Reproduce the listing below word for word, with no pictures.

Provided data:
═══

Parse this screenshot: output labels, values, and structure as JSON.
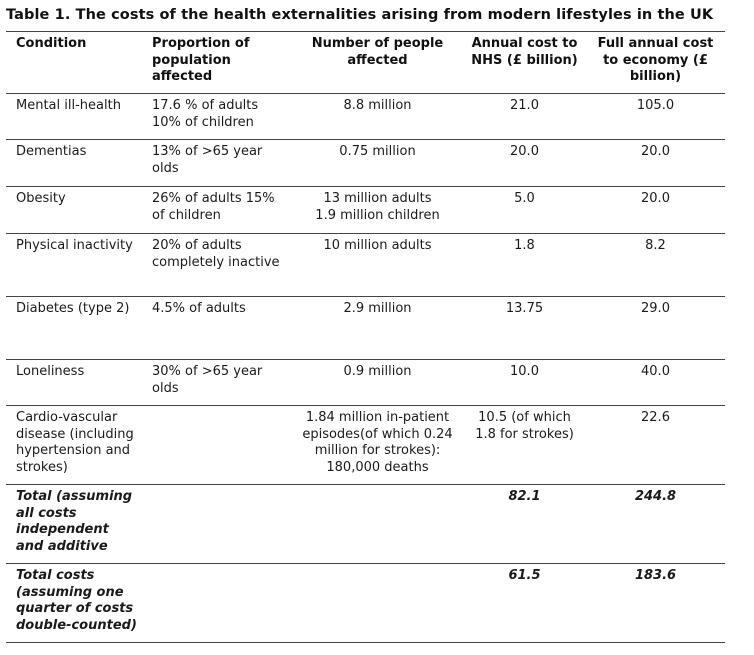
{
  "title": "Table 1. The costs of the health externalities arising from modern lifestyles in the UK",
  "columns": [
    "Condition",
    "Proportion of population affected",
    "Number of people affected",
    "Annual cost to NHS (£ billion)",
    "Full annual cost to economy (£ billion)"
  ],
  "rows": [
    {
      "condition": "Mental ill-health",
      "proportion": [
        "17.6 % of adults",
        "10% of children"
      ],
      "number": [
        "8.8 million"
      ],
      "nhs": "21.0",
      "economy": "105.0"
    },
    {
      "condition": "Dementias",
      "proportion": [
        "13% of >65 year olds"
      ],
      "number": [
        "0.75 million"
      ],
      "nhs": "20.0",
      "economy": "20.0"
    },
    {
      "condition": "Obesity",
      "proportion": [
        "26% of adults 15% of children"
      ],
      "number": [
        "13 million adults",
        "1.9 million children"
      ],
      "nhs": "5.0",
      "economy": "20.0"
    },
    {
      "condition": "Physical inactivity",
      "proportion": [
        "20% of adults completely inactive"
      ],
      "number": [
        "10 million adults"
      ],
      "nhs": "1.8",
      "economy": "8.2"
    },
    {
      "condition": "Diabetes (type 2)",
      "proportion": [
        "4.5% of adults"
      ],
      "number": [
        "2.9 million"
      ],
      "nhs": "13.75",
      "economy": "29.0"
    },
    {
      "condition": "Loneliness",
      "proportion": [
        "30% of >65 year olds"
      ],
      "number": [
        "0.9 million"
      ],
      "nhs": "10.0",
      "economy": "40.0"
    },
    {
      "condition": "Cardio-vascular disease (including hypertension and strokes)",
      "proportion": [],
      "number": [
        "1.84 million in-patient episodes(of which 0.24 million for strokes): 180,000 deaths"
      ],
      "nhs": "10.5 (of which 1.8 for strokes)",
      "economy": "22.6"
    }
  ],
  "totals": [
    {
      "label": "Total (assuming all costs independent and additive",
      "nhs": "82.1",
      "economy": "244.8"
    },
    {
      "label": "Total costs (assuming one quarter of costs double-counted)",
      "nhs": "61.5",
      "economy": "183.6"
    }
  ]
}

═══

Task result:
Parse this screenshot: output labels, values, and structure as JSON.
{
  "title": "Table 1. The costs of the health externalities arising from modern lifestyles in the UK",
  "columns": [
    "Condition",
    "Proportion of population affected",
    "Number of people affected",
    "Annual cost to NHS (£ billion)",
    "Full annual cost to economy (£ billion)"
  ],
  "rows": [
    {
      "condition": "Mental ill-health",
      "proportion": [
        "17.6 % of adults",
        "10% of children"
      ],
      "number": [
        "8.8 million"
      ],
      "nhs": "21.0",
      "economy": "105.0"
    },
    {
      "condition": "Dementias",
      "proportion": [
        "13% of >65 year olds"
      ],
      "number": [
        "0.75 million"
      ],
      "nhs": "20.0",
      "economy": "20.0"
    },
    {
      "condition": "Obesity",
      "proportion": [
        "26% of adults 15% of children"
      ],
      "number": [
        "13 million adults",
        "1.9 million children"
      ],
      "nhs": "5.0",
      "economy": "20.0"
    },
    {
      "condition": "Physical inactivity",
      "proportion": [
        "20% of adults completely inactive"
      ],
      "number": [
        "10 million adults"
      ],
      "nhs": "1.8",
      "economy": "8.2"
    },
    {
      "condition": "Diabetes (type 2)",
      "proportion": [
        "4.5% of adults"
      ],
      "number": [
        "2.9 million"
      ],
      "nhs": "13.75",
      "economy": "29.0"
    },
    {
      "condition": "Loneliness",
      "proportion": [
        "30% of >65 year olds"
      ],
      "number": [
        "0.9 million"
      ],
      "nhs": "10.0",
      "economy": "40.0"
    },
    {
      "condition": "Cardio-vascular disease (including hypertension and strokes)",
      "proportion": [],
      "number": [
        "1.84 million in-patient episodes(of which 0.24 million for strokes): 180,000 deaths"
      ],
      "nhs": "10.5 (of which 1.8 for strokes)",
      "economy": "22.6"
    }
  ],
  "totals": [
    {
      "label": "Total (assuming all costs independent and additive",
      "nhs": "82.1",
      "economy": "244.8"
    },
    {
      "label": "Total costs (assuming one quarter of costs double-counted)",
      "nhs": "61.5",
      "economy": "183.6"
    }
  ]
}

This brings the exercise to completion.